- [Entries shown]:
— start —

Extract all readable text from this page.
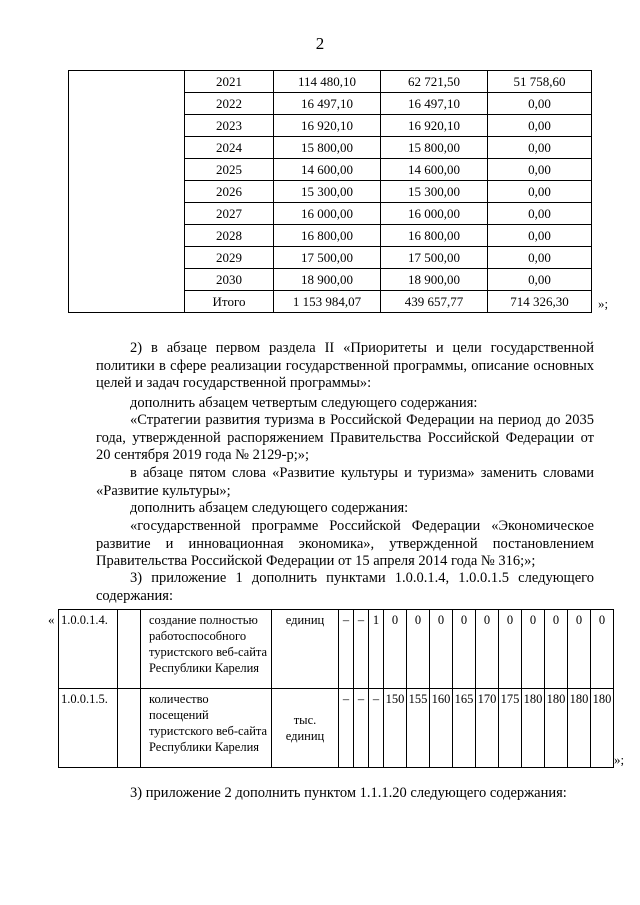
2
	2021	114 480,10	62 721,50	51 758,60
	2022	16 497,10	16 497,10	0,00
	2023	16 920,10	16 920,10	0,00
	2024	15 800,00	15 800,00	0,00
	2025	14 600,00	14 600,00	0,00
	2026	15 300,00	15 300,00	0,00
	2027	16 000,00	16 000,00	0,00
	2028	16 800,00	16 800,00	0,00
	2029	17 500,00	17 500,00	0,00
	2030	18 900,00	18 900,00	0,00
	Итого	1 153 984,07	439 657,77	714 326,30 »;
2) в абзаце первом раздела II «Приоритеты и цели государственной политики в сфере реализации государственной программы, описание основных целей и задач государственной программы»:
дополнить абзацем четвертым следующего содержания:
«Стратегии развития туризма в Российской Федерации на период до 2035 года, утвержденной распоряжением Правительства Российской Федерации от 20 сентября 2019 года № 2129-р;»;
в абзаце пятом слова «Развитие культуры и туризма» заменить словами «Развитие культуры»;
дополнить абзацем следующего содержания:
«государственной программе Российской Федерации «Экономическое развитие и инновационная экономика», утвержденной постановлением Правительства Российской Федерации от 15 апреля 2014 года № 316;»;
3) приложение 1 дополнить пунктами 1.0.0.1.4, 1.0.0.1.5 следующего содержания:
« 1.0.0.1.4.		создание полностью работоспособного туристского веб-сайта Республики Карелия	единиц	–	–	1	0	0	0	0	0	0	0	0	0	0
1.0.0.1.5.		количество посещений туристского веб-сайта Республики Карелия	тыс. единиц	–	–	–	150	155	160	165	170	175	180	180	180	180
»;
3) приложение 2 дополнить пунктом 1.1.1.20 следующего содержания:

— end —

- [Aim]:
Find the lines that include the string "сайта", then copy each of them.

- [Task answer]:
« 1.0.0.1.4.		создание полностью работоспособного туристского веб-сайта Республики Карелия	единиц	–	–	1	0	0	0	0	0	0	0	0	0	0
1.0.0.1.5.		количество посещений туристского веб-сайта Республики Карелия	тыс. единиц	–	–	–	150	155	160	165	170	175	180	180	180	180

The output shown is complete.